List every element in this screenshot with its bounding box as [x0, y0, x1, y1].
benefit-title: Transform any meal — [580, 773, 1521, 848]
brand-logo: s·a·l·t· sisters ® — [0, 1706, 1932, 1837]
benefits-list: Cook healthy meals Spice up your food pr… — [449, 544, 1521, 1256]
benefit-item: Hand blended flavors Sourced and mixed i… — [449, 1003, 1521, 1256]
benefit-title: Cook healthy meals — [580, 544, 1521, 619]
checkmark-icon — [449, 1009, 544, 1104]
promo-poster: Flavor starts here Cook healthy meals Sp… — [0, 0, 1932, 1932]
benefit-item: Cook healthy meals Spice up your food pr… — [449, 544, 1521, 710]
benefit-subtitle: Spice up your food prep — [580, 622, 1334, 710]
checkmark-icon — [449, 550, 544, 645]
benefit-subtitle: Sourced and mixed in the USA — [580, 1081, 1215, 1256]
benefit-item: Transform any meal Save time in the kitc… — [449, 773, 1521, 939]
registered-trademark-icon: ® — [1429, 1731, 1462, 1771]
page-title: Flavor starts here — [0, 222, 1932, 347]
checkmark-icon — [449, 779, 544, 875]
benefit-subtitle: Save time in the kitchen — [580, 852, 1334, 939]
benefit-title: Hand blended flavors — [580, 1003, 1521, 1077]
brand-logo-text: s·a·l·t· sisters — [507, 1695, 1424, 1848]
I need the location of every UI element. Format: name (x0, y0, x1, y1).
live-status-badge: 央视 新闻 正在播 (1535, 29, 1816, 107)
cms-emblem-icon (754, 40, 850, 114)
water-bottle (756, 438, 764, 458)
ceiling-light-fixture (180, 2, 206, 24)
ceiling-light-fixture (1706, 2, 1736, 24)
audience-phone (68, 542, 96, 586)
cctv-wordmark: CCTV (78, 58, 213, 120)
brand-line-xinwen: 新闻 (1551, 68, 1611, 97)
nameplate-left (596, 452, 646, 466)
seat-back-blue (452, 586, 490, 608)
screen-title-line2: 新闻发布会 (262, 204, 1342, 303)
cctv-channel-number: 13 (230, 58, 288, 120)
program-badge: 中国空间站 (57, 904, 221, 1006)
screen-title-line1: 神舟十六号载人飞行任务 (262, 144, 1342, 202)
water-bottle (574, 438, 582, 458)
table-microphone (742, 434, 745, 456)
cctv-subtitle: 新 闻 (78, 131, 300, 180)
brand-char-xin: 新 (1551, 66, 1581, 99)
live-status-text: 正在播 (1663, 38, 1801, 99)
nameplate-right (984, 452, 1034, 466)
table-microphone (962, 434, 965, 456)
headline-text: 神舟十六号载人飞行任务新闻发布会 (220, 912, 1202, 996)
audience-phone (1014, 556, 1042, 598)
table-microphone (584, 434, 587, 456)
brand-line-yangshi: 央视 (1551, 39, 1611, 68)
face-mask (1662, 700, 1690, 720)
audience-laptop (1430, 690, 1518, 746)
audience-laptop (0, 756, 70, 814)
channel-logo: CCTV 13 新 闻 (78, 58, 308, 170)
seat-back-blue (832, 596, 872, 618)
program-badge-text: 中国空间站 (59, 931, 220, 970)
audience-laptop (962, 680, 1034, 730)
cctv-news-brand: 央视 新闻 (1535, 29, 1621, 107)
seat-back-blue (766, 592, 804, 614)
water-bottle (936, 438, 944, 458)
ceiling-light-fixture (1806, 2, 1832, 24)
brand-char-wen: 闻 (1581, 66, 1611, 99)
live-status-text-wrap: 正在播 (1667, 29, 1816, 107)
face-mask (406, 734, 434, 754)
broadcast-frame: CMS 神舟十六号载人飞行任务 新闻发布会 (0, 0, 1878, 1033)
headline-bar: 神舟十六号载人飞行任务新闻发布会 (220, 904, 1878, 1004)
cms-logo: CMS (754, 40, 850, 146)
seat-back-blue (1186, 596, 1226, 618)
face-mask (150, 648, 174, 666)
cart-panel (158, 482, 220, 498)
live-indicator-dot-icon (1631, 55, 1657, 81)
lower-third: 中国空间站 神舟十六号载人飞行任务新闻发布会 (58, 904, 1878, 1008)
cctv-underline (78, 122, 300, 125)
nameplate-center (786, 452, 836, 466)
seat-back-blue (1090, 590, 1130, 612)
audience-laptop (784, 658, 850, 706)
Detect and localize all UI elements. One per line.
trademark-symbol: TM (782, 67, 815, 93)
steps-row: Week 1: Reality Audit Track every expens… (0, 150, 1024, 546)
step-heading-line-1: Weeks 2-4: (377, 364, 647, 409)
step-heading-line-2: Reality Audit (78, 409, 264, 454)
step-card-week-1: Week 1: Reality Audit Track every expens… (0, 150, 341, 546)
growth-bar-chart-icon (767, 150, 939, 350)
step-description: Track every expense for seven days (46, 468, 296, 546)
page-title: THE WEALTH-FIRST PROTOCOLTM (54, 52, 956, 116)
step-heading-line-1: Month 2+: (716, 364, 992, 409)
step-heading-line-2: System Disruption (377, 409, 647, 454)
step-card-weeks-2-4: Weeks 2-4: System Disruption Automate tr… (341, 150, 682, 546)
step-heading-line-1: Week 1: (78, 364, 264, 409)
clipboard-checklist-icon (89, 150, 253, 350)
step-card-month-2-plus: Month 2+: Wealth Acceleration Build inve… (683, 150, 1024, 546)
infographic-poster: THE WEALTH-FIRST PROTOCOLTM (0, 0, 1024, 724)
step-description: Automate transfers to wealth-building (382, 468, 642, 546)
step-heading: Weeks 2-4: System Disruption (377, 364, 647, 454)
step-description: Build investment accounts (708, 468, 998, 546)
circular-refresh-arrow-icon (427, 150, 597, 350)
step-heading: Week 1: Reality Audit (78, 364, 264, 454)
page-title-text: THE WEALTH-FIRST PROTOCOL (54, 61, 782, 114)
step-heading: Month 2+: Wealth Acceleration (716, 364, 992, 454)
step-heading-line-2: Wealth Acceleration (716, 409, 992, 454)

PROBLEM: Please rewrite the lines starting at the beginning of the entries and ending at the line containing "checkmark-icon — [449, 1009, 544, 1104]", with "benefit-title" changed to "feature-heading" and everything else left the same.

FINAL RESULT:
List every element in this screenshot with its bounding box as [x0, y0, x1, y1].
feature-heading: Transform any meal — [580, 773, 1521, 848]
brand-logo: s·a·l·t· sisters ® — [0, 1706, 1932, 1837]
benefits-list: Cook healthy meals Spice up your food pr… — [449, 544, 1521, 1256]
benefit-item: Hand blended flavors Sourced and mixed i… — [449, 1003, 1521, 1256]
feature-heading: Cook healthy meals — [580, 544, 1521, 619]
checkmark-icon — [449, 1009, 544, 1104]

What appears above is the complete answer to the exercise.